● **Aim**:
Present the following entries again, word for word and in full.

● **Material to process**:

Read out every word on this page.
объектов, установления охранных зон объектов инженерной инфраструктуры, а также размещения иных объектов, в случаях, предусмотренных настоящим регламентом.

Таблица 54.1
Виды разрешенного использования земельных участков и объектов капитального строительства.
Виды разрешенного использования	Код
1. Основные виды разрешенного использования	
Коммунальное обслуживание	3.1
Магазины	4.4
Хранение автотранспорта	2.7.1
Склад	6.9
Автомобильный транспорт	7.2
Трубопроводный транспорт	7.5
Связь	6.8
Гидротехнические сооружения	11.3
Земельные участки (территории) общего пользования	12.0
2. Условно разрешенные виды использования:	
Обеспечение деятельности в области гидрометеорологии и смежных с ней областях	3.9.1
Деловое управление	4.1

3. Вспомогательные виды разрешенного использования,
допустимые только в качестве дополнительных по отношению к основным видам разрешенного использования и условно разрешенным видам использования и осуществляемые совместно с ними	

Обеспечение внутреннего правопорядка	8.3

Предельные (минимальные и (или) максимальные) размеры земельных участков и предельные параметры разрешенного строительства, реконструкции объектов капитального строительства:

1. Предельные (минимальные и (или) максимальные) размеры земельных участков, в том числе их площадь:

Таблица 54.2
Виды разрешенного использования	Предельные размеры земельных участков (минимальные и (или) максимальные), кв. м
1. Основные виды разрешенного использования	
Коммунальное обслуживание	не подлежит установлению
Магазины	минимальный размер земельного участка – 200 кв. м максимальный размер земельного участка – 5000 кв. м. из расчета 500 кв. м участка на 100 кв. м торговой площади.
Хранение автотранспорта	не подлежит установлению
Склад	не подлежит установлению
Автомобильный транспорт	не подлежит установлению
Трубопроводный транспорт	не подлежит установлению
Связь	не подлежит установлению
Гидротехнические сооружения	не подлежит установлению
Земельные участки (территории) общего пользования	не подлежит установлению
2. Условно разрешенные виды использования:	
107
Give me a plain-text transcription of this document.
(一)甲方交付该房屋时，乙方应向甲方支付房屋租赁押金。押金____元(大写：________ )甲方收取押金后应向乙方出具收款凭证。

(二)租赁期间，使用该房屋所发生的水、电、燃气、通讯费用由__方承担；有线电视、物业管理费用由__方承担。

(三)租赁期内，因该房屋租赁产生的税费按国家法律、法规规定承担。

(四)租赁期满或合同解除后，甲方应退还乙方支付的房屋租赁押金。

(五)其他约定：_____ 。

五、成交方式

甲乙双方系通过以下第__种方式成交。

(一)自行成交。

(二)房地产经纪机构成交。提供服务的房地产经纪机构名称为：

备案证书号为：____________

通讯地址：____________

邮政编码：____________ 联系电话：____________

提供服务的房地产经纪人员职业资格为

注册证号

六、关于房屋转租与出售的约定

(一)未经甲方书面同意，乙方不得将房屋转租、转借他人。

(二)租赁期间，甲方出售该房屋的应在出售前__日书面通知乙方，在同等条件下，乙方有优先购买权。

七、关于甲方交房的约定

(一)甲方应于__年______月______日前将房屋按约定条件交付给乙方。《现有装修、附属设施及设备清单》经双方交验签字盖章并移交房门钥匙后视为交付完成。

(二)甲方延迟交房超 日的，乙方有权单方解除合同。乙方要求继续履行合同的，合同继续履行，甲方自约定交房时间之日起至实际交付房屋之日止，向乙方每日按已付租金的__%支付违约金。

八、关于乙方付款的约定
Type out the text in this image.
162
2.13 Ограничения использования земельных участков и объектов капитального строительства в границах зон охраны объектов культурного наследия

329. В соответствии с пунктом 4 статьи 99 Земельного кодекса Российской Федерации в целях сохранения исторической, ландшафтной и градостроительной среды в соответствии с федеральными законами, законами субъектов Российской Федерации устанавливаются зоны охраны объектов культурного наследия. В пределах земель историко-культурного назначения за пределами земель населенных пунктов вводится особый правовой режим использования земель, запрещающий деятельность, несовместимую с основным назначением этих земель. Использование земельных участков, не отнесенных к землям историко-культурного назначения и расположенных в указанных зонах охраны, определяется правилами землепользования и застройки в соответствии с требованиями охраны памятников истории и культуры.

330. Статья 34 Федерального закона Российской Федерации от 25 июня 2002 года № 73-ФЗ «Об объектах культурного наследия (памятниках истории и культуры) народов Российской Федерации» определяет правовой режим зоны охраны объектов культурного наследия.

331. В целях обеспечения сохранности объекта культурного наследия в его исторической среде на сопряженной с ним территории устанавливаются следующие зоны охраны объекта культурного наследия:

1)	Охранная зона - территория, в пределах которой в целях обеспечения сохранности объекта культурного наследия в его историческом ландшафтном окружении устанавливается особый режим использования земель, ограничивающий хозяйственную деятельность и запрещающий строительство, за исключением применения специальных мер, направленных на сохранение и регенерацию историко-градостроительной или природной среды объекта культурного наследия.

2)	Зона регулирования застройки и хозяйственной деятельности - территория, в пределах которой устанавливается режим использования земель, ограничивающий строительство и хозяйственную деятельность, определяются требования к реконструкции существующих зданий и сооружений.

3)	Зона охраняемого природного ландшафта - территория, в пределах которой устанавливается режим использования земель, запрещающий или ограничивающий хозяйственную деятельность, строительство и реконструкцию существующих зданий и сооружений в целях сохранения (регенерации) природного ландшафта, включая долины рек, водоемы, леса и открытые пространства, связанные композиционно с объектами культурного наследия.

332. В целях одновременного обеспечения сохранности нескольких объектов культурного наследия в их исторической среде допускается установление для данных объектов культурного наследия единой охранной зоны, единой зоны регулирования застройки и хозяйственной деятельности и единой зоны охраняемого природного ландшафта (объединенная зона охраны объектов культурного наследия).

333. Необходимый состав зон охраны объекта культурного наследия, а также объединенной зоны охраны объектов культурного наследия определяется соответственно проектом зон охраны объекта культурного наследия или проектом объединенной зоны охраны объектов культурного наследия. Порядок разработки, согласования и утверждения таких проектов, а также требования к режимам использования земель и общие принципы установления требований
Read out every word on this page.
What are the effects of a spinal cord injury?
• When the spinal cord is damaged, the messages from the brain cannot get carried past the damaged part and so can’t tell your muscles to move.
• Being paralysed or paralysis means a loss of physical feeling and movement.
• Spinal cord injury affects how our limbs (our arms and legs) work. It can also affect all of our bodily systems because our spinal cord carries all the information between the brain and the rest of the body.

● **Solution for this task**:
Read out every word on this page.
объектов, установления охранных зон объектов инженерной инфраструктуры, а также размещения иных объектов, в случаях, предусмотренных настоящим регламентом.

Таблица 54.1
Виды разрешенного использования земельных участков и объектов капитального строительства.
Виды разрешенного использования	Код
1. Основные виды разрешенного использования	
Коммунальное обслуживание	3.1
Магазины	4.4
Хранение автотранспорта	2.7.1
Склад	6.9
Автомобильный транспорт	7.2
Трубопроводный транспорт	7.5
Связь	6.8
Гидротехнические сооружения	11.3
Земельные участки (территории) общего пользования	12.0
2. Условно разрешенные виды использования:	
Обеспечение деятельности в области гидрометеорологии и смежных с ней областях	3.9.1
Деловое управление	4.1

3. Вспомогательные виды разрешенного использования,
допустимые только в качестве дополнительных по отношению к основным видам разрешенного использования и условно разрешенным видам использования и осуществляемые совместно с ними	

Обеспечение внутреннего правопорядка	8.3

Предельные (минимальные и (или) максимальные) размеры земельных участков и предельные параметры разрешенного строительства, реконструкции объектов капитального строительства:

1. Предельные (минимальные и (или) максимальные) размеры земельных участков, в том числе их площадь:

Таблица 54.2
Виды разрешенного использования	Предельные размеры земельных участков (минимальные и (или) максимальные), кв. м
1. Основные виды разрешенного использования	
Коммунальное обслуживание	не подлежит установлению
Магазины	минимальный размер земельного участка – 200 кв. м максимальный размер земельного участка – 5000 кв. м. из расчета 500 кв. м участка на 100 кв. м торговой площади.
Хранение автотранспорта	не подлежит установлению
Склад	не подлежит установлению
Автомобильный транспорт	не подлежит установлению
Трубопроводный транспорт	не подлежит установлению
Связь	не подлежит установлению
Гидротехнические сооружения	не подлежит установлению
Земельные участки (территории) общего пользования	не подлежит установлению
2. Условно разрешенные виды использования:	
107
Give me a plain-text transcription of this document.
(一)甲方交付该房屋时，乙方应向甲方支付房屋租赁押金。押金____元(大写：________ )甲方收取押金后应向乙方出具收款凭证。

(二)租赁期间，使用该房屋所发生的水、电、燃气、通讯费用由__方承担；有线电视、物业管理费用由__方承担。

(三)租赁期内，因该房屋租赁产生的税费按国家法律、法规规定承担。

(四)租赁期满或合同解除后，甲方应退还乙方支付的房屋租赁押金。

(五)其他约定：_____ 。

五、成交方式

甲乙双方系通过以下第__种方式成交。

(一)自行成交。

(二)房地产经纪机构成交。提供服务的房地产经纪机构名称为：

备案证书号为：____________

通讯地址：____________

邮政编码：____________ 联系电话：____________

提供服务的房地产经纪人员职业资格为

注册证号

六、关于房屋转租与出售的约定

(一)未经甲方书面同意，乙方不得将房屋转租、转借他人。

(二)租赁期间，甲方出售该房屋的应在出售前__日书面通知乙方，在同等条件下，乙方有优先购买权。

七、关于甲方交房的约定

(一)甲方应于__年______月______日前将房屋按约定条件交付给乙方。《现有装修、附属设施及设备清单》经双方交验签字盖章并移交房门钥匙后视为交付完成。

(二)甲方延迟交房超 日的，乙方有权单方解除合同。乙方要求继续履行合同的，合同继续履行，甲方自约定交房时间之日起至实际交付房屋之日止，向乙方每日按已付租金的__%支付违约金。

八、关于乙方付款的约定
Type out the text in this image.
162
2.13 Ограничения использования земельных участков и объектов капитального строительства в границах зон охраны объектов культурного наследия

329. В соответствии с пунктом 4 статьи 99 Земельного кодекса Российской Федерации в целях сохранения исторической, ландшафтной и градостроительной среды в соответствии с федеральными законами, законами субъектов Российской Федерации устанавливаются зоны охраны объектов культурного наследия. В пределах земель историко-культурного назначения за пределами земель населенных пунктов вводится особый правовой режим использования земель, запрещающий деятельность, несовместимую с основным назначением этих земель. Использование земельных участков, не отнесенных к землям историко-культурного назначения и расположенных в указанных зонах охраны, определяется правилами землепользования и застройки в соответствии с требованиями охраны памятников истории и культуры.

330. Статья 34 Федерального закона Российской Федерации от 25 июня 2002 года № 73-ФЗ «Об объектах культурного наследия (памятниках истории и культуры) народов Российской Федерации» определяет правовой режим зоны охраны объектов культурного наследия.

331. В целях обеспечения сохранности объекта культурного наследия в его исторической среде на сопряженной с ним территории устанавливаются следующие зоны охраны объекта культурного наследия:

1)	Охранная зона - территория, в пределах которой в целях обеспечения сохранности объекта культурного наследия в его историческом ландшафтном окружении устанавливается особый режим использования земель, ограничивающий хозяйственную деятельность и запрещающий строительство, за исключением применения специальных мер, направленных на сохранение и регенерацию историко-градостроительной или природной среды объекта культурного наследия.

2)	Зона регулирования застройки и хозяйственной деятельности - территория, в пределах которой устанавливается режим использования земель, ограничивающий строительство и хозяйственную деятельность, определяются требования к реконструкции существующих зданий и сооружений.

3)	Зона охраняемого природного ландшафта - территория, в пределах которой устанавливается режим использования земель, запрещающий или ограничивающий хозяйственную деятельность, строительство и реконструкцию существующих зданий и сооружений в целях сохранения (регенерации) природного ландшафта, включая долины рек, водоемы, леса и открытые пространства, связанные композиционно с объектами культурного наследия.

332. В целях одновременного обеспечения сохранности нескольких объектов культурного наследия в их исторической среде допускается установление для данных объектов культурного наследия единой охранной зоны, единой зоны регулирования застройки и хозяйственной деятельности и единой зоны охраняемого природного ландшафта (объединенная зона охраны объектов культурного наследия).

333. Необходимый состав зон охраны объекта культурного наследия, а также объединенной зоны охраны объектов культурного наследия определяется соответственно проектом зон охраны объекта культурного наследия или проектом объединенной зоны охраны объектов культурного наследия. Порядок разработки, согласования и утверждения таких проектов, а также требования к режимам использования земель и общие принципы установления требований
Read out every word on this page.
What are the effects of a spinal cord injury?
• When the spinal cord is damaged, the messages from the brain cannot get carried past the damaged part and so can’t tell your muscles to move.
• Being paralysed or paralysis means a loss of physical feeling and movement.
• Spinal cord injury affects how our limbs (our arms and legs) work. It can also affect all of our bodily systems because our spinal cord carries all the information between the brain and the rest of the body.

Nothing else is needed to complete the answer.